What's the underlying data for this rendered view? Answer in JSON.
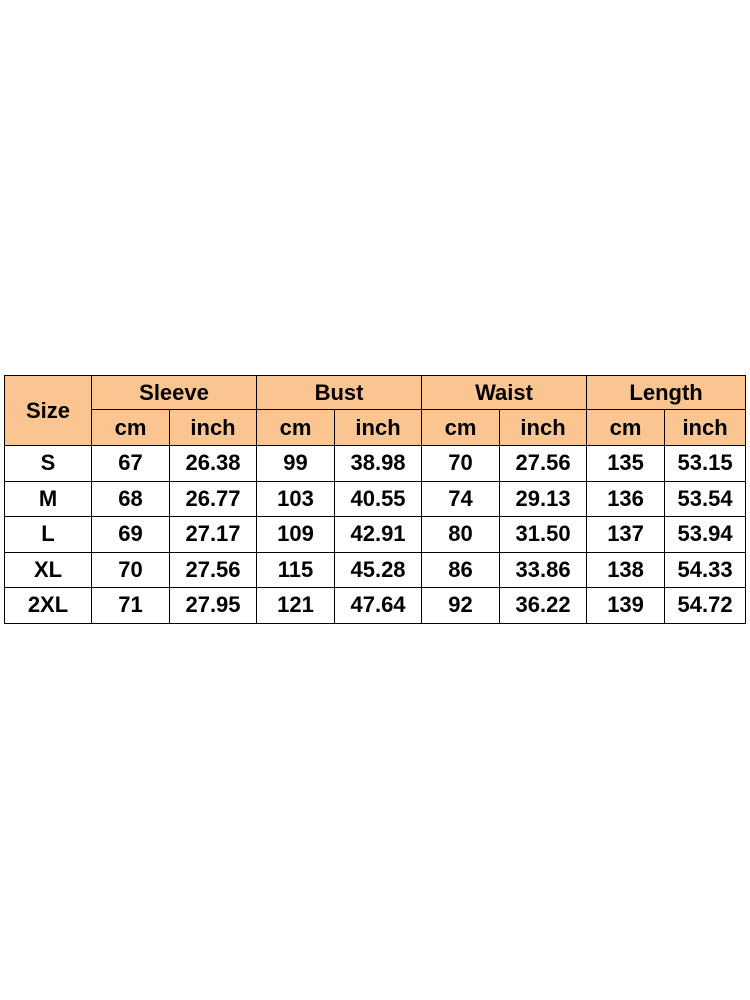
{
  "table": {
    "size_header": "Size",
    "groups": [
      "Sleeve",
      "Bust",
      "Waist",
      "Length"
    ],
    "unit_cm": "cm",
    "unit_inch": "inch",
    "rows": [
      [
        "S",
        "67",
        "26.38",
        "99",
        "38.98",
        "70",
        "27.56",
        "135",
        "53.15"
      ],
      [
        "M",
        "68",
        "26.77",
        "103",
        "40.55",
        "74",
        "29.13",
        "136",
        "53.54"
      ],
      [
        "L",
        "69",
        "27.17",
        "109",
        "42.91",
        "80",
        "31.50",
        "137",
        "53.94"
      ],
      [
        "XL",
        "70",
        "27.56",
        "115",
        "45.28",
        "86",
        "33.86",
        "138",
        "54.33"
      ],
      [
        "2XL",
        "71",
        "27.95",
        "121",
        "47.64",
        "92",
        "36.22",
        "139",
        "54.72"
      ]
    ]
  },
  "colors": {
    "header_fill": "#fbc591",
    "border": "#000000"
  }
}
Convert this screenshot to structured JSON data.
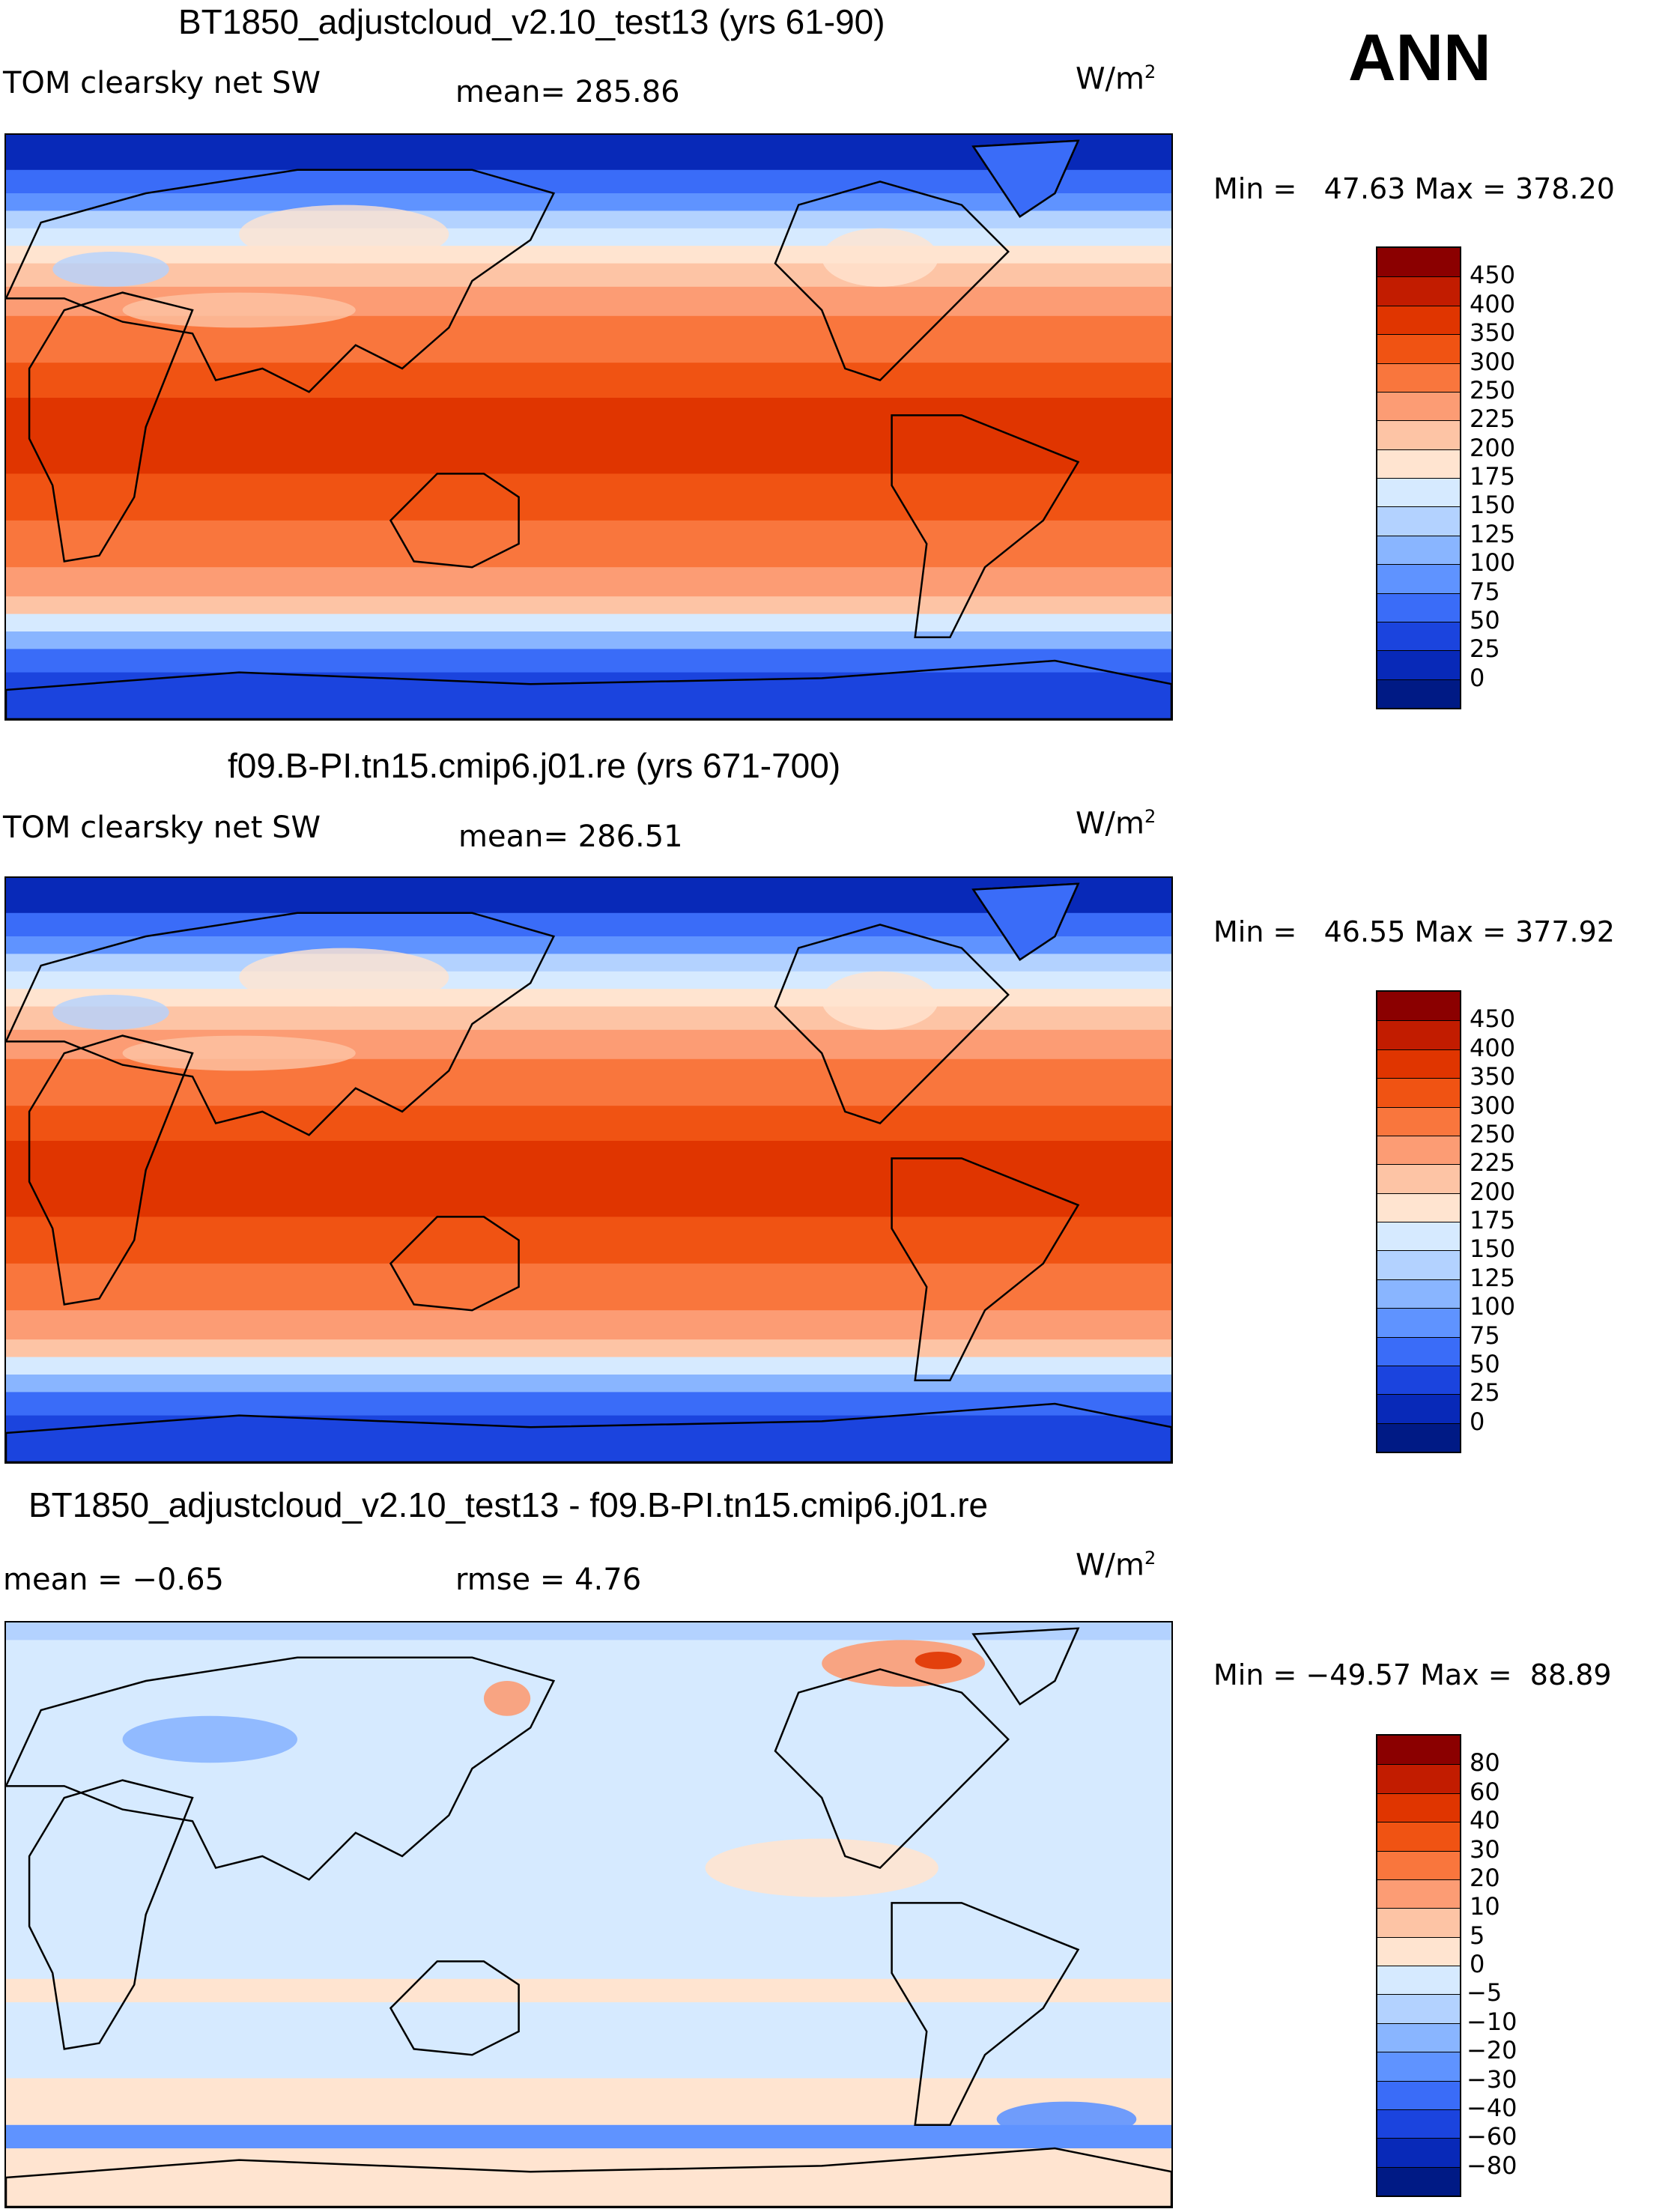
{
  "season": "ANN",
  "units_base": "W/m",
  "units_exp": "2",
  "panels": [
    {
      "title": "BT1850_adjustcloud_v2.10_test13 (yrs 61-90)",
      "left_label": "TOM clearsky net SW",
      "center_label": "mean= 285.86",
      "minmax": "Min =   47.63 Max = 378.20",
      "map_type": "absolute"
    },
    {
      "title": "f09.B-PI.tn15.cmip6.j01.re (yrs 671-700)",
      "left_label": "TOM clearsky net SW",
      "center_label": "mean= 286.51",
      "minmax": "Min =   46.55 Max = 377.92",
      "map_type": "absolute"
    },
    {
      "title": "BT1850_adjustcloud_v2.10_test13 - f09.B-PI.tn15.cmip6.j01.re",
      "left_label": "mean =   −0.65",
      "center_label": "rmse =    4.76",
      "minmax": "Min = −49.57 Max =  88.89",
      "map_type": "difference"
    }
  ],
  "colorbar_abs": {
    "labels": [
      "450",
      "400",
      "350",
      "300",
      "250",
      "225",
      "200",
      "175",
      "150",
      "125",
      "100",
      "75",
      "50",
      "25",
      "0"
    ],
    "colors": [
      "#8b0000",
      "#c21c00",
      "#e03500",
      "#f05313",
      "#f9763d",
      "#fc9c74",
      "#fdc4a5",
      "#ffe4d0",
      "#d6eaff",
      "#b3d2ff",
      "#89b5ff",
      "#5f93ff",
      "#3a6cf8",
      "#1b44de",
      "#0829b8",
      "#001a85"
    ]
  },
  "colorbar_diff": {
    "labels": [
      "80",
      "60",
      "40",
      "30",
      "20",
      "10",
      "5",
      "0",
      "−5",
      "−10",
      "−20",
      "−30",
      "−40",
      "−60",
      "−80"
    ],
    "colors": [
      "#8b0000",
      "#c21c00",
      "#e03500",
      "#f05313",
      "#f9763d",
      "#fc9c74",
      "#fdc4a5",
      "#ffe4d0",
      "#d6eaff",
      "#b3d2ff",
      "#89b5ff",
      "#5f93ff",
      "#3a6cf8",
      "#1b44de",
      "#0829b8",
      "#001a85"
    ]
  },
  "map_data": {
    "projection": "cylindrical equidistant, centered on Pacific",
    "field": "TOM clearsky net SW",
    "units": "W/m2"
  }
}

==

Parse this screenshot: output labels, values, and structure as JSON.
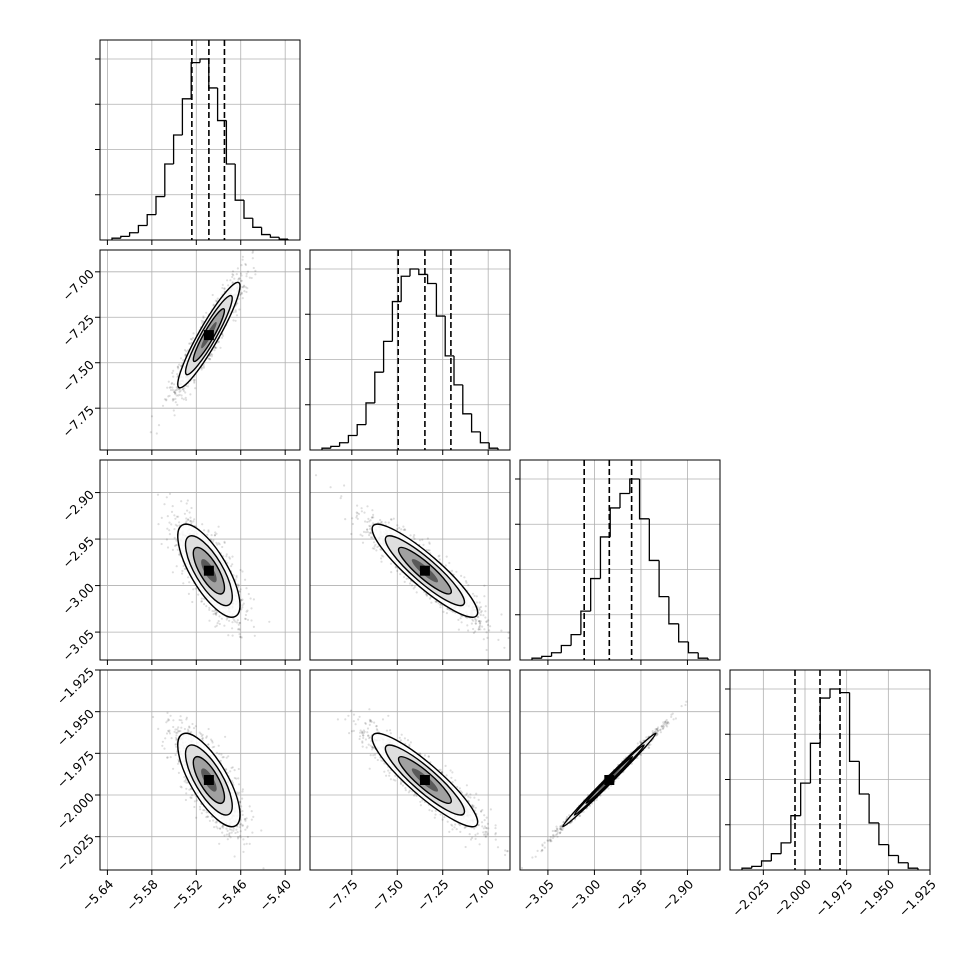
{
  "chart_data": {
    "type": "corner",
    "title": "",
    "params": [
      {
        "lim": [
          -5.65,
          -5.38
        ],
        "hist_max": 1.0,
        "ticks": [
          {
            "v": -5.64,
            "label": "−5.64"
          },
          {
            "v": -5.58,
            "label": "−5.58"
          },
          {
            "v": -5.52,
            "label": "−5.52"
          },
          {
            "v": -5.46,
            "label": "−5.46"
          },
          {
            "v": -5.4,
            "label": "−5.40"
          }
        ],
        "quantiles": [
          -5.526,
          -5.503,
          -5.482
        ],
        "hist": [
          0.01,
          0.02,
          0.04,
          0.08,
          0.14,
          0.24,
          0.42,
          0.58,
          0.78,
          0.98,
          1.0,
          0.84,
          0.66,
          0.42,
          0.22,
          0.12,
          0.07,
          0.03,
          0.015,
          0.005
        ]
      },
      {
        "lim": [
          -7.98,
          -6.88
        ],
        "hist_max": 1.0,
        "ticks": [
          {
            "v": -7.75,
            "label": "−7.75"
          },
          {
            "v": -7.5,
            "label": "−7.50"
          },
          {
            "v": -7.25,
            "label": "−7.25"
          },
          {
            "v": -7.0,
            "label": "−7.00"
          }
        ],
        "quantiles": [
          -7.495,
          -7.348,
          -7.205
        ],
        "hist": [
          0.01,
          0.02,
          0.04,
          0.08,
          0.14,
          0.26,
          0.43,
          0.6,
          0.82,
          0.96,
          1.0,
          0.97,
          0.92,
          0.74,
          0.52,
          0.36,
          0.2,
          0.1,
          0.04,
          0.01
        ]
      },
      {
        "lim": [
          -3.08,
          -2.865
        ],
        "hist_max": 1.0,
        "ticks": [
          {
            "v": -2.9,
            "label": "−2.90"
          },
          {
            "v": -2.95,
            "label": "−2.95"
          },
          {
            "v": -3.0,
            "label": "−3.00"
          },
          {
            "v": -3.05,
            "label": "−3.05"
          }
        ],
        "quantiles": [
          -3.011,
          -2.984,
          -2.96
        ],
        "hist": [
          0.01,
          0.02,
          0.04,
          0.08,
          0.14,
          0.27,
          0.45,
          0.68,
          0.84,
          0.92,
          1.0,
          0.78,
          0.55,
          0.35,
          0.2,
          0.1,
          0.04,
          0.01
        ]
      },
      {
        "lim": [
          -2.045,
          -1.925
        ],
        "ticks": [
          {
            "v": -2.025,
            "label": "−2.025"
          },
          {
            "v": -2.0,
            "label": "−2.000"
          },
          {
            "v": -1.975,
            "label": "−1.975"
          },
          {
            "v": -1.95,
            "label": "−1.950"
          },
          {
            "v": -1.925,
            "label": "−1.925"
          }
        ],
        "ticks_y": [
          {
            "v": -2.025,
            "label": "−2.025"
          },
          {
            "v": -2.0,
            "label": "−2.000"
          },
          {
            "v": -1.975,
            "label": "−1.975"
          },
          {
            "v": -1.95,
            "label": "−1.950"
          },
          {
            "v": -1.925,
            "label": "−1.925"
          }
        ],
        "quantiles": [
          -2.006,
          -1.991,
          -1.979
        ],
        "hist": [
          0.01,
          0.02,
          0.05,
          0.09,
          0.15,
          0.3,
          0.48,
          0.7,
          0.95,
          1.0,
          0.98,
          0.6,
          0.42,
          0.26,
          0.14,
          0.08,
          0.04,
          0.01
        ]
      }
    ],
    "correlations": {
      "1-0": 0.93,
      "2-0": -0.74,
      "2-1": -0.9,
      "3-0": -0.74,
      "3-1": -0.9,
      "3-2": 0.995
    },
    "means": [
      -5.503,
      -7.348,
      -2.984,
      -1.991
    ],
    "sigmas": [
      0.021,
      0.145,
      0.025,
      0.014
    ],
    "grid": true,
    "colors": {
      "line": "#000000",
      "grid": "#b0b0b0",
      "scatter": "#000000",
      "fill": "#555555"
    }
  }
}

* * *

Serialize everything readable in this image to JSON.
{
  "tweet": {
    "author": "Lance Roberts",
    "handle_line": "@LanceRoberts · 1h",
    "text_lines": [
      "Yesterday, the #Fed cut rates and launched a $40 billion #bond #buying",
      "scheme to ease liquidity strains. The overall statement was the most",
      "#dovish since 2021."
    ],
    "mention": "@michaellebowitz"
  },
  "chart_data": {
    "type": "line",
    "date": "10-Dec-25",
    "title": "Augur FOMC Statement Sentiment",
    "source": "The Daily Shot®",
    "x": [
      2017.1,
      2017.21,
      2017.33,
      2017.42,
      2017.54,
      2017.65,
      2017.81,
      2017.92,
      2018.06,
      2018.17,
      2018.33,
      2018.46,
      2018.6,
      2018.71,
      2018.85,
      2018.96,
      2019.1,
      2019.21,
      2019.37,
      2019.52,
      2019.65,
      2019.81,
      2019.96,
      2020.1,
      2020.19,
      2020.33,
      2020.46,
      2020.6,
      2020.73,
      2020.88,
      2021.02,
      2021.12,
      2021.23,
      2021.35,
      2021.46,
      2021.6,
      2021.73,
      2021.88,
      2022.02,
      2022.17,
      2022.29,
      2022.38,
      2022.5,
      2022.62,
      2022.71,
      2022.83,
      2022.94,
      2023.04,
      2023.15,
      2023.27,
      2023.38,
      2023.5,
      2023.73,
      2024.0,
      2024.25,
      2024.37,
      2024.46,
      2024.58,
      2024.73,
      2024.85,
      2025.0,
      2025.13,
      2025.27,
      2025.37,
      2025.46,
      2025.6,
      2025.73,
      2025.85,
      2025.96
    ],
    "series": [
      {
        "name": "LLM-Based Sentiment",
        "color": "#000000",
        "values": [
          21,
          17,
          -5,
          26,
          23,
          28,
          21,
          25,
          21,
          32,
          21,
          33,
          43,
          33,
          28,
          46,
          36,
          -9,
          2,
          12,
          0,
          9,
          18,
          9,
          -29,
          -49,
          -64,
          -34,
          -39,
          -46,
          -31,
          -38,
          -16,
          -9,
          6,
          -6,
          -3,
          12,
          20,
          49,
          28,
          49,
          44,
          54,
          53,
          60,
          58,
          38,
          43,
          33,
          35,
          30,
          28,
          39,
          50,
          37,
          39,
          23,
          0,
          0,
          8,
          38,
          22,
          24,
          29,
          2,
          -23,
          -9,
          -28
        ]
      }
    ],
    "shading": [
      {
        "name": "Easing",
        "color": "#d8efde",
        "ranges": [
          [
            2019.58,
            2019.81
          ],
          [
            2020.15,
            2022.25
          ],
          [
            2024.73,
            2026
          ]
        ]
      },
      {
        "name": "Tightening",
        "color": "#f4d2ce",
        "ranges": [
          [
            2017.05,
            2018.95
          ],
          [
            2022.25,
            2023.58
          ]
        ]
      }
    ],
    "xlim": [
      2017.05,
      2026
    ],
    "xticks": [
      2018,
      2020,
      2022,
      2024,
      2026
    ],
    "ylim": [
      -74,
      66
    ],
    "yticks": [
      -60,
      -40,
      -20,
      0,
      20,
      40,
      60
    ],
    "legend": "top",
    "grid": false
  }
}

• [Problem to work on]: Check each line of the records for "values" and copy the ones that contain it.

• [Solution to this problem]:
Parse this screenshot: output labels, values, and structure as JSON.
        "values": [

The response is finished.